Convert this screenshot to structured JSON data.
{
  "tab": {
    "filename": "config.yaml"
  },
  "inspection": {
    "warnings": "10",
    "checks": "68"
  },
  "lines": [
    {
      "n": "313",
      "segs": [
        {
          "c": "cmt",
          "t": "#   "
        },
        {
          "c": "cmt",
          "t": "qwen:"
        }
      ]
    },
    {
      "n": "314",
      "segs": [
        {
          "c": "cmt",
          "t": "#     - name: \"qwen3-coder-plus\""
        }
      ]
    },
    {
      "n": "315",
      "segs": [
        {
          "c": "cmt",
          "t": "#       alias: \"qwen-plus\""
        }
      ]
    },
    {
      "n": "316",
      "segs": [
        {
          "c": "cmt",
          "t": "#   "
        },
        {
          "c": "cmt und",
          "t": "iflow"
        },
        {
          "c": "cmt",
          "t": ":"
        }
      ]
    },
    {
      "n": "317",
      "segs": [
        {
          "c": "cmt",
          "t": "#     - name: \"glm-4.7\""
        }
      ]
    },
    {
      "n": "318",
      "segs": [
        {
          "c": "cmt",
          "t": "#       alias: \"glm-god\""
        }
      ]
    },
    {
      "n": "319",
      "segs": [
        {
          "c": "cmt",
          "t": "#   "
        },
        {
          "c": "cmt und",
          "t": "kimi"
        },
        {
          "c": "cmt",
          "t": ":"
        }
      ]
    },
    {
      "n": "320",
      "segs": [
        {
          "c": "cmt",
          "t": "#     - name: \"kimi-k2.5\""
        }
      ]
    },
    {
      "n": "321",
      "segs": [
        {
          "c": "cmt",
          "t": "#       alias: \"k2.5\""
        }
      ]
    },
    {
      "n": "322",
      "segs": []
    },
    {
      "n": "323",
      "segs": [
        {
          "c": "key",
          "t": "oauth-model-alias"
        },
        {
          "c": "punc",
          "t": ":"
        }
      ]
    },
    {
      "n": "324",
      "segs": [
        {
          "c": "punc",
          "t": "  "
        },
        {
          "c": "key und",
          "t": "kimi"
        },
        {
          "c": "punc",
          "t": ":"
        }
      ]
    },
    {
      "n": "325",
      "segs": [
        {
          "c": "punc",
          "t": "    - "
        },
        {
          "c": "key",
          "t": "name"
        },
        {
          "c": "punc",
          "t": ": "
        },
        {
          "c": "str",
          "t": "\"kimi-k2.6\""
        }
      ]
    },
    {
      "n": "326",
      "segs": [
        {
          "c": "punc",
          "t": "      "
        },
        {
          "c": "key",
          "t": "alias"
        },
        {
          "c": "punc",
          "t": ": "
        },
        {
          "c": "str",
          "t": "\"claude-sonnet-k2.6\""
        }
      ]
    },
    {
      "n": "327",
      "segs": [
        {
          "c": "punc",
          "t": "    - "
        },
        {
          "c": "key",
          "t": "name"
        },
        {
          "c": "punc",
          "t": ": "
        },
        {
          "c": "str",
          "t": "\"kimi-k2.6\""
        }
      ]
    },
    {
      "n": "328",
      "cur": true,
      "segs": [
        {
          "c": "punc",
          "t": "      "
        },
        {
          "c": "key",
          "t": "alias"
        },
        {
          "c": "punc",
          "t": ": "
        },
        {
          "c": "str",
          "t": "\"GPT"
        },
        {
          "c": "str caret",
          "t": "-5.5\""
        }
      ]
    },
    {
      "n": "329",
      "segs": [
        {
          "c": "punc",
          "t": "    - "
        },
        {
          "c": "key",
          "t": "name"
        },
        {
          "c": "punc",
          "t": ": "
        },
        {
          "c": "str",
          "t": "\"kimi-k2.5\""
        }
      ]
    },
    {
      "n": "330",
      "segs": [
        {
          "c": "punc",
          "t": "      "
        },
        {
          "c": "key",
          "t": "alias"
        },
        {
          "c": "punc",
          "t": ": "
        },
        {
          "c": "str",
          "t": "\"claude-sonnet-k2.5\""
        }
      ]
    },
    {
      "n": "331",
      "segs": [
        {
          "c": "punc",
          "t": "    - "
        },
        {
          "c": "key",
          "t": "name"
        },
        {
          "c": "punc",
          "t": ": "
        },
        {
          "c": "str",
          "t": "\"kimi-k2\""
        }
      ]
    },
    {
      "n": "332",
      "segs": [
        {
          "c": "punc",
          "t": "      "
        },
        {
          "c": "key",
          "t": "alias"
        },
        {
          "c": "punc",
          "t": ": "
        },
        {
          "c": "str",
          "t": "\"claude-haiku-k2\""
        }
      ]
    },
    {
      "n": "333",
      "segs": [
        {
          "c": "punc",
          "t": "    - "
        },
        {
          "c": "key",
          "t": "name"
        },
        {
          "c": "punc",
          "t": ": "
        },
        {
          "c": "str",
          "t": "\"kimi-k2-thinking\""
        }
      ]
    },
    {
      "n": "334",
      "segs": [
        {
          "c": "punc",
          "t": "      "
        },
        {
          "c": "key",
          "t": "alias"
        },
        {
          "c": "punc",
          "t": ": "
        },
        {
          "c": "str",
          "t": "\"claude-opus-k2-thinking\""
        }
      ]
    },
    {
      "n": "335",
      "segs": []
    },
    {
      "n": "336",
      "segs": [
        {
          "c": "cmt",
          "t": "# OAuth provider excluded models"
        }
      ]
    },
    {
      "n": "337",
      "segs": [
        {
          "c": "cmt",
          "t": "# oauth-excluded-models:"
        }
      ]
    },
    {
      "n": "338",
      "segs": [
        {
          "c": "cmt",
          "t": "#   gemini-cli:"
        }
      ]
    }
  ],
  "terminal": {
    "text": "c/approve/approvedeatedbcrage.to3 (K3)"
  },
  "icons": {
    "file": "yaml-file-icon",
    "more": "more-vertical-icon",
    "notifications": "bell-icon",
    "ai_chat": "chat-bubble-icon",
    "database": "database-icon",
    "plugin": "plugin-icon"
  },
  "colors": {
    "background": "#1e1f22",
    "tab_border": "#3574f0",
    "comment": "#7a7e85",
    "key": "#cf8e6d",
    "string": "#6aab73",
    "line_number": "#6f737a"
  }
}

#### Exercise prompt
Nothing in the data may differ; print all of it exactly as written.

#### Complete output
Convert this screenshot to structured JSON data.
{
  "tab": {
    "filename": "config.yaml"
  },
  "inspection": {
    "warnings": "10",
    "checks": "68"
  },
  "lines": [
    {
      "n": "313",
      "segs": [
        {
          "c": "cmt",
          "t": "#   "
        },
        {
          "c": "cmt",
          "t": "qwen:"
        }
      ]
    },
    {
      "n": "314",
      "segs": [
        {
          "c": "cmt",
          "t": "#     - name: \"qwen3-coder-plus\""
        }
      ]
    },
    {
      "n": "315",
      "segs": [
        {
          "c": "cmt",
          "t": "#       alias: \"qwen-plus\""
        }
      ]
    },
    {
      "n": "316",
      "segs": [
        {
          "c": "cmt",
          "t": "#   "
        },
        {
          "c": "cmt und",
          "t": "iflow"
        },
        {
          "c": "cmt",
          "t": ":"
        }
      ]
    },
    {
      "n": "317",
      "segs": [
        {
          "c": "cmt",
          "t": "#     - name: \"glm-4.7\""
        }
      ]
    },
    {
      "n": "318",
      "segs": [
        {
          "c": "cmt",
          "t": "#       alias: \"glm-god\""
        }
      ]
    },
    {
      "n": "319",
      "segs": [
        {
          "c": "cmt",
          "t": "#   "
        },
        {
          "c": "cmt und",
          "t": "kimi"
        },
        {
          "c": "cmt",
          "t": ":"
        }
      ]
    },
    {
      "n": "320",
      "segs": [
        {
          "c": "cmt",
          "t": "#     - name: \"kimi-k2.5\""
        }
      ]
    },
    {
      "n": "321",
      "segs": [
        {
          "c": "cmt",
          "t": "#       alias: \"k2.5\""
        }
      ]
    },
    {
      "n": "322",
      "segs": []
    },
    {
      "n": "323",
      "segs": [
        {
          "c": "key",
          "t": "oauth-model-alias"
        },
        {
          "c": "punc",
          "t": ":"
        }
      ]
    },
    {
      "n": "324",
      "segs": [
        {
          "c": "punc",
          "t": "  "
        },
        {
          "c": "key und",
          "t": "kimi"
        },
        {
          "c": "punc",
          "t": ":"
        }
      ]
    },
    {
      "n": "325",
      "segs": [
        {
          "c": "punc",
          "t": "    - "
        },
        {
          "c": "key",
          "t": "name"
        },
        {
          "c": "punc",
          "t": ": "
        },
        {
          "c": "str",
          "t": "\"kimi-k2.6\""
        }
      ]
    },
    {
      "n": "326",
      "segs": [
        {
          "c": "punc",
          "t": "      "
        },
        {
          "c": "key",
          "t": "alias"
        },
        {
          "c": "punc",
          "t": ": "
        },
        {
          "c": "str",
          "t": "\"claude-sonnet-k2.6\""
        }
      ]
    },
    {
      "n": "327",
      "segs": [
        {
          "c": "punc",
          "t": "    - "
        },
        {
          "c": "key",
          "t": "name"
        },
        {
          "c": "punc",
          "t": ": "
        },
        {
          "c": "str",
          "t": "\"kimi-k2.6\""
        }
      ]
    },
    {
      "n": "328",
      "cur": true,
      "segs": [
        {
          "c": "punc",
          "t": "      "
        },
        {
          "c": "key",
          "t": "alias"
        },
        {
          "c": "punc",
          "t": ": "
        },
        {
          "c": "str",
          "t": "\"GPT"
        },
        {
          "c": "str caret",
          "t": "-5.5\""
        }
      ]
    },
    {
      "n": "329",
      "segs": [
        {
          "c": "punc",
          "t": "    - "
        },
        {
          "c": "key",
          "t": "name"
        },
        {
          "c": "punc",
          "t": ": "
        },
        {
          "c": "str",
          "t": "\"kimi-k2.5\""
        }
      ]
    },
    {
      "n": "330",
      "segs": [
        {
          "c": "punc",
          "t": "      "
        },
        {
          "c": "key",
          "t": "alias"
        },
        {
          "c": "punc",
          "t": ": "
        },
        {
          "c": "str",
          "t": "\"claude-sonnet-k2.5\""
        }
      ]
    },
    {
      "n": "331",
      "segs": [
        {
          "c": "punc",
          "t": "    - "
        },
        {
          "c": "key",
          "t": "name"
        },
        {
          "c": "punc",
          "t": ": "
        },
        {
          "c": "str",
          "t": "\"kimi-k2\""
        }
      ]
    },
    {
      "n": "332",
      "segs": [
        {
          "c": "punc",
          "t": "      "
        },
        {
          "c": "key",
          "t": "alias"
        },
        {
          "c": "punc",
          "t": ": "
        },
        {
          "c": "str",
          "t": "\"claude-haiku-k2\""
        }
      ]
    },
    {
      "n": "333",
      "segs": [
        {
          "c": "punc",
          "t": "    - "
        },
        {
          "c": "key",
          "t": "name"
        },
        {
          "c": "punc",
          "t": ": "
        },
        {
          "c": "str",
          "t": "\"kimi-k2-thinking\""
        }
      ]
    },
    {
      "n": "334",
      "segs": [
        {
          "c": "punc",
          "t": "      "
        },
        {
          "c": "key",
          "t": "alias"
        },
        {
          "c": "punc",
          "t": ": "
        },
        {
          "c": "str",
          "t": "\"claude-opus-k2-thinking\""
        }
      ]
    },
    {
      "n": "335",
      "segs": []
    },
    {
      "n": "336",
      "segs": [
        {
          "c": "cmt",
          "t": "# OAuth provider excluded models"
        }
      ]
    },
    {
      "n": "337",
      "segs": [
        {
          "c": "cmt",
          "t": "# oauth-excluded-models:"
        }
      ]
    },
    {
      "n": "338",
      "segs": [
        {
          "c": "cmt",
          "t": "#   gemini-cli:"
        }
      ]
    }
  ],
  "terminal": {
    "text": "c/approve/approvedeatedbcrage.to3 (K3)"
  },
  "icons": {
    "file": "yaml-file-icon",
    "more": "more-vertical-icon",
    "notifications": "bell-icon",
    "ai_chat": "chat-bubble-icon",
    "database": "database-icon",
    "plugin": "plugin-icon"
  },
  "colors": {
    "background": "#1e1f22",
    "tab_border": "#3574f0",
    "comment": "#7a7e85",
    "key": "#cf8e6d",
    "string": "#6aab73",
    "line_number": "#6f737a"
  }
}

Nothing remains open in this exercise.